### PROBLEM DESCRIPTION
Gather every line from the entries below that includes "openings".

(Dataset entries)
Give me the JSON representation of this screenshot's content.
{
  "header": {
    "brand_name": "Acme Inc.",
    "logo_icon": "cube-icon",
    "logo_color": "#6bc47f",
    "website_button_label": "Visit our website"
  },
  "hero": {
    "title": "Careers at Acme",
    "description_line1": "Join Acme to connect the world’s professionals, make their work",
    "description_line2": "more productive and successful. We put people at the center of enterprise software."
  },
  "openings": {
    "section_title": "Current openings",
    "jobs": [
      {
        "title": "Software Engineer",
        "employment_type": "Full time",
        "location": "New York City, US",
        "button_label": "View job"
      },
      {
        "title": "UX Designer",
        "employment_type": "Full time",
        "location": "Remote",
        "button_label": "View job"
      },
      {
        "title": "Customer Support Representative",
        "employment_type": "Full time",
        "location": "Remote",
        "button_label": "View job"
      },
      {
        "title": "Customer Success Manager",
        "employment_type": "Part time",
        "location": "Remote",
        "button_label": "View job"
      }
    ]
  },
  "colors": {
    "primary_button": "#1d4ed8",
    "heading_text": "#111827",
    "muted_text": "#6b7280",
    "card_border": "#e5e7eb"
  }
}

### IN RESPONSE
  "openings": {
    "section_title": "Current openings",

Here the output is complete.